● **SET TASK**
In the listing that follows, count each line where the word "while" appears; write nothing but the count.

'''

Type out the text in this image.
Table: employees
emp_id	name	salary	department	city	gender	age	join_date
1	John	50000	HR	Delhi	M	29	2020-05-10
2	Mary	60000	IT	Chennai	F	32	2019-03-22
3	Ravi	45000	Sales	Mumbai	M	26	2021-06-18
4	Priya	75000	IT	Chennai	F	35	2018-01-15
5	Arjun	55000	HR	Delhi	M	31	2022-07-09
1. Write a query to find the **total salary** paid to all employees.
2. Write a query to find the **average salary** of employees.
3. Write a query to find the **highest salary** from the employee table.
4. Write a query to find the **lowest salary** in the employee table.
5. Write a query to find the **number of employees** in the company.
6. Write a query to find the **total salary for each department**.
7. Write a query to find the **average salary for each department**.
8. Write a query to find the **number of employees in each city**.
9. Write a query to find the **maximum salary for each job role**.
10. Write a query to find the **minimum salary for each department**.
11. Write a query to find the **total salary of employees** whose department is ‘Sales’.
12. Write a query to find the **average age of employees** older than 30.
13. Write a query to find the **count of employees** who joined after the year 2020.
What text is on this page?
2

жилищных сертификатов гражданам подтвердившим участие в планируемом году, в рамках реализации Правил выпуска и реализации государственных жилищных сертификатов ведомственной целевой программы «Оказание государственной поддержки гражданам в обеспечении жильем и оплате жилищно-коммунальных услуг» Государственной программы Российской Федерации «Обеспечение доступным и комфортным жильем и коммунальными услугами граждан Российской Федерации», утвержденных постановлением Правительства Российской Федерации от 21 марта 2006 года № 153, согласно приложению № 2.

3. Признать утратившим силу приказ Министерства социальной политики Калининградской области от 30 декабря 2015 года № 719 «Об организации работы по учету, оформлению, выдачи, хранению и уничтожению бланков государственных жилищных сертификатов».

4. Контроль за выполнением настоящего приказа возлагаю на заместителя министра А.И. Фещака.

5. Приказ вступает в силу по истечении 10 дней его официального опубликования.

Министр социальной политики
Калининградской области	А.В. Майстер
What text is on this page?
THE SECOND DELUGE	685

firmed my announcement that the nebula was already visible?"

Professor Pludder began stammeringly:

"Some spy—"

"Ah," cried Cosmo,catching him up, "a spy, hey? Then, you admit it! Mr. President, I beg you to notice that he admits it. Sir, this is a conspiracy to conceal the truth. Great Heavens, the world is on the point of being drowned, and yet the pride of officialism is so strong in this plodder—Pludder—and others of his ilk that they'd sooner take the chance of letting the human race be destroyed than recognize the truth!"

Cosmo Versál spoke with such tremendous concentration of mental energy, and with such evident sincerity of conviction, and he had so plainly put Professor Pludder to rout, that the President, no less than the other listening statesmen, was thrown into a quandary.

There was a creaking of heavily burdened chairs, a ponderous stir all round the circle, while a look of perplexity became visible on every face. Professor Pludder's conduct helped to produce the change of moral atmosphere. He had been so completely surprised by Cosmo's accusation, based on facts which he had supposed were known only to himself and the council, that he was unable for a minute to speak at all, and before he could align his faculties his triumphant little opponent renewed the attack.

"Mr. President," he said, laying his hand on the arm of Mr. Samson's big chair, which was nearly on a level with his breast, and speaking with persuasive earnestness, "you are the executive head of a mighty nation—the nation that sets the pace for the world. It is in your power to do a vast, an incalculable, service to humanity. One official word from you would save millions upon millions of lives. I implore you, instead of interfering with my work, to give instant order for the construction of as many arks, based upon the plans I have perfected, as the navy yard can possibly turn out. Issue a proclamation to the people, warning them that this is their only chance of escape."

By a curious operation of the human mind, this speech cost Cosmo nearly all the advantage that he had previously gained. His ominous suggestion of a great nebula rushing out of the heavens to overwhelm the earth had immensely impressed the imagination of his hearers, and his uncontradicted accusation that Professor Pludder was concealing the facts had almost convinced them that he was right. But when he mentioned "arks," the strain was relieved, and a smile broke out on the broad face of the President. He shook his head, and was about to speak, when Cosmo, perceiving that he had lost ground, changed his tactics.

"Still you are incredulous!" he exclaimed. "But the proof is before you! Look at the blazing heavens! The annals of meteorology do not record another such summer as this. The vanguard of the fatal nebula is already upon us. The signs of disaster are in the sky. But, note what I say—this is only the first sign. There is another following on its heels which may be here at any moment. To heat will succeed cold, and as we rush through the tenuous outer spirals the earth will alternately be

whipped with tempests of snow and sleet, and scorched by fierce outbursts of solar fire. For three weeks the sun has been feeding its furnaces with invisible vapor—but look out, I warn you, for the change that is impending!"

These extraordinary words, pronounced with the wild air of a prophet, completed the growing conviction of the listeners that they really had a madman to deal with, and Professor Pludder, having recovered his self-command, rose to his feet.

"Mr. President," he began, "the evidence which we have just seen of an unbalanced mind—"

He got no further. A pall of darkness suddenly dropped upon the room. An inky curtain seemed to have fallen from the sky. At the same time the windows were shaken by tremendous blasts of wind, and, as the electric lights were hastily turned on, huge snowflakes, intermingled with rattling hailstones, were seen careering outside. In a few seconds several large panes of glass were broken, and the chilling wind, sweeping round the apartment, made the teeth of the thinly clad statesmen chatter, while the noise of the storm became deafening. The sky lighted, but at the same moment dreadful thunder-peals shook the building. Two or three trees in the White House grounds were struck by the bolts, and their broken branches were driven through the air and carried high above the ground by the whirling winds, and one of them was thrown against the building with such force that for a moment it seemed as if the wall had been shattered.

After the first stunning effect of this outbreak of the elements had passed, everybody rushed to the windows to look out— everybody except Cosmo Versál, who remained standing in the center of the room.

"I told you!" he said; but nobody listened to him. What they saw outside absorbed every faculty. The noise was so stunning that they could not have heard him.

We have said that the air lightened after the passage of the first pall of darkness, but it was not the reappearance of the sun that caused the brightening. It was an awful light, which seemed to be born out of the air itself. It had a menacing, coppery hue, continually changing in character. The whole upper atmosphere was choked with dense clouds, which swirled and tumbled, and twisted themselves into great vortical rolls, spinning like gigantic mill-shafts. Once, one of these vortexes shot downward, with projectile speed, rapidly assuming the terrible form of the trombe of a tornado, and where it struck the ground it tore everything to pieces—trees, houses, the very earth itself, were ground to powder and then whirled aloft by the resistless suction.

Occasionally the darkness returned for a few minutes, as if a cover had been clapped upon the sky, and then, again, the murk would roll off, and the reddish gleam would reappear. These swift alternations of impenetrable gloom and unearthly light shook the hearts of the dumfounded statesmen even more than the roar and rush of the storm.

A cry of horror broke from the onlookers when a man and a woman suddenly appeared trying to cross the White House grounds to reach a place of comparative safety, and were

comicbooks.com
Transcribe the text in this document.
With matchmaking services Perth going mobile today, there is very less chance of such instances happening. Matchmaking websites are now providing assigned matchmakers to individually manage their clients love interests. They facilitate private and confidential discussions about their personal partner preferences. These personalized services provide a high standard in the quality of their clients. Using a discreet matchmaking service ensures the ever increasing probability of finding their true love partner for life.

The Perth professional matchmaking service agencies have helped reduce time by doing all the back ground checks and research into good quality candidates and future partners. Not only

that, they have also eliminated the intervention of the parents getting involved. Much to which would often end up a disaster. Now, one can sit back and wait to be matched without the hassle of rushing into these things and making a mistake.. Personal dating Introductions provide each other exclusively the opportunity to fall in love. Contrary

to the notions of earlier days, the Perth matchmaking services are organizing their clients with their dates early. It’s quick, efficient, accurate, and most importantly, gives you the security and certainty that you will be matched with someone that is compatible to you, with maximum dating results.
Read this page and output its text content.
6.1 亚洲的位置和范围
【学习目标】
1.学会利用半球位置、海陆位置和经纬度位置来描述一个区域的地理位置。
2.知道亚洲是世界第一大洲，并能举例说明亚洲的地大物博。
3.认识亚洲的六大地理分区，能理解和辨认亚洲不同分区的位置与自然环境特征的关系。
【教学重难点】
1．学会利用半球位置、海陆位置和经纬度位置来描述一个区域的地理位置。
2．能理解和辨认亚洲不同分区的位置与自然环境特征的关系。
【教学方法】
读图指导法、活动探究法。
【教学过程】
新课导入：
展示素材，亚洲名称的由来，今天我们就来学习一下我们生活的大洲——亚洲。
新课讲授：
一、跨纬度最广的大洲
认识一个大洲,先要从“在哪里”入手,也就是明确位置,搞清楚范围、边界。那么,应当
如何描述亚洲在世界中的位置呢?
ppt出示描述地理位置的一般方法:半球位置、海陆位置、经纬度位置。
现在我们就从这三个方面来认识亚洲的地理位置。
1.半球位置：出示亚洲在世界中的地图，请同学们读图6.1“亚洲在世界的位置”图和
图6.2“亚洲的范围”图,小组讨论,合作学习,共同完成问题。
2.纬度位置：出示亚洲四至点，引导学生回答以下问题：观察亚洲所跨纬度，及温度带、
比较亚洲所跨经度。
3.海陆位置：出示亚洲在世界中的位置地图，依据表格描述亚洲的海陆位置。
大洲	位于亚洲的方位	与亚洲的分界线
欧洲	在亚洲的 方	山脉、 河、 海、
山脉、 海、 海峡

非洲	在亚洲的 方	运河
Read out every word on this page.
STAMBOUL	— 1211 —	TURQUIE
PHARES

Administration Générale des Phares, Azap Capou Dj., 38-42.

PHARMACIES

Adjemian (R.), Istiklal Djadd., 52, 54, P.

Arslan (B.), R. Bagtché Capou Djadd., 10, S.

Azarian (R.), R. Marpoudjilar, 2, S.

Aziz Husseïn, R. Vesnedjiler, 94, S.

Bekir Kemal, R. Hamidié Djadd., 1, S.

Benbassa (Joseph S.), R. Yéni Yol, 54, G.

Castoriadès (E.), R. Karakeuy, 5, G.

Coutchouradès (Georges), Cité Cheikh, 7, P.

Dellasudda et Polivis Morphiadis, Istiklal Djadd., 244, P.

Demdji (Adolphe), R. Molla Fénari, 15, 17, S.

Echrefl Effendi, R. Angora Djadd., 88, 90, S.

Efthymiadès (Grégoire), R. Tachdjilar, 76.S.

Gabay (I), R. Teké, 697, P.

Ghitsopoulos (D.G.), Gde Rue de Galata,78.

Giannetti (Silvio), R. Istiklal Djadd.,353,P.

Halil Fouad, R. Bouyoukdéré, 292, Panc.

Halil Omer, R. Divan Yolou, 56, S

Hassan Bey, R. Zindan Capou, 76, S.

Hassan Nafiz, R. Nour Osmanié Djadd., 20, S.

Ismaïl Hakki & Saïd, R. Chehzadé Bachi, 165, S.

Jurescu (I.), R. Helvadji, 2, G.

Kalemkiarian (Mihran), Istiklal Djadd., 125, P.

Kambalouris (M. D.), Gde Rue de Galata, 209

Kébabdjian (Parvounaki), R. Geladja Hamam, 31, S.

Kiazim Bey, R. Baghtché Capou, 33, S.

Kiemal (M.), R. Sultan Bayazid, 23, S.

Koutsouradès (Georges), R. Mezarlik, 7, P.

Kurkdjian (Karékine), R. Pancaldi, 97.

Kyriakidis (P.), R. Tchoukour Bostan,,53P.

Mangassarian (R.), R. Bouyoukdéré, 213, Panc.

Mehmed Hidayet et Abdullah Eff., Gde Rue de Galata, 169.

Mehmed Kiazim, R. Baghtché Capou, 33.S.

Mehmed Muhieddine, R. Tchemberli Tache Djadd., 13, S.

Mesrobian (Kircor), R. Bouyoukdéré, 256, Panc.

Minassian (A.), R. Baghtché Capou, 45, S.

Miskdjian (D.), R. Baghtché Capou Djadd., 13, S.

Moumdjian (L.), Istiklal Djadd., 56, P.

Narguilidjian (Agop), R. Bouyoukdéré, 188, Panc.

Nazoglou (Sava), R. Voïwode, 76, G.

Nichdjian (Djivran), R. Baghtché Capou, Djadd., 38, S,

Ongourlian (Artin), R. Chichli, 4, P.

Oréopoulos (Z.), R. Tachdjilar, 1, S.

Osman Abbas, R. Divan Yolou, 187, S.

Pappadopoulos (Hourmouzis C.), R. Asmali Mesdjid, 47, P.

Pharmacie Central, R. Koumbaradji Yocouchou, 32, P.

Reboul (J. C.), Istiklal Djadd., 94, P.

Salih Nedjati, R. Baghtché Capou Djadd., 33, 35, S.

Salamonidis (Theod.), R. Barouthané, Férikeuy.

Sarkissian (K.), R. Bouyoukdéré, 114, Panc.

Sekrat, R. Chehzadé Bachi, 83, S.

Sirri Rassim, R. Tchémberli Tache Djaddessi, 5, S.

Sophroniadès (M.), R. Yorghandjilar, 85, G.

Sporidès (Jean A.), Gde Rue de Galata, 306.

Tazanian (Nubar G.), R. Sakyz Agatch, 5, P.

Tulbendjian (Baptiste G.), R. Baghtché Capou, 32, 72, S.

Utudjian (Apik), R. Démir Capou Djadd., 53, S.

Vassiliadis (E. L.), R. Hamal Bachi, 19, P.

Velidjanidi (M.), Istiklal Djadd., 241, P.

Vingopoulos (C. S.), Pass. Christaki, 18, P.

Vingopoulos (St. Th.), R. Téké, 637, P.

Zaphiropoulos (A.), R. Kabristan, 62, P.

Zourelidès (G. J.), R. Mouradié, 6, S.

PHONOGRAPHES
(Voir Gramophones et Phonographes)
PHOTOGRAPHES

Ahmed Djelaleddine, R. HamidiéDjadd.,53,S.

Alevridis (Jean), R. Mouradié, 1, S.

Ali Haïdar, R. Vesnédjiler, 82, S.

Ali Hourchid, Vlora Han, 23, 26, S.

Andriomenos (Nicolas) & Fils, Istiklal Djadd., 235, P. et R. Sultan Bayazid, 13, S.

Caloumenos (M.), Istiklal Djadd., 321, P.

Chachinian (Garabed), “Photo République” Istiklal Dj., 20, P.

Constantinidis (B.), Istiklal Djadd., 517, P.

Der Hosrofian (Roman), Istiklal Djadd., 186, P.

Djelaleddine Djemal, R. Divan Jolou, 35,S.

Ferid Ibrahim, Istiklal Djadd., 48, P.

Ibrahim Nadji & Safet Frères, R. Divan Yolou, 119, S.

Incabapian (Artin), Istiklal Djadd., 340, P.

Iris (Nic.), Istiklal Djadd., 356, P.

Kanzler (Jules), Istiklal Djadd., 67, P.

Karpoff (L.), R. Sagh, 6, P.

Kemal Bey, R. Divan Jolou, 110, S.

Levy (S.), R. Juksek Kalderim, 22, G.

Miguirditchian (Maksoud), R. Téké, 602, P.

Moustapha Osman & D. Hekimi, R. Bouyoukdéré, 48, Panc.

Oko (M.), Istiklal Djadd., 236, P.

'''

● **SOLUTION**
2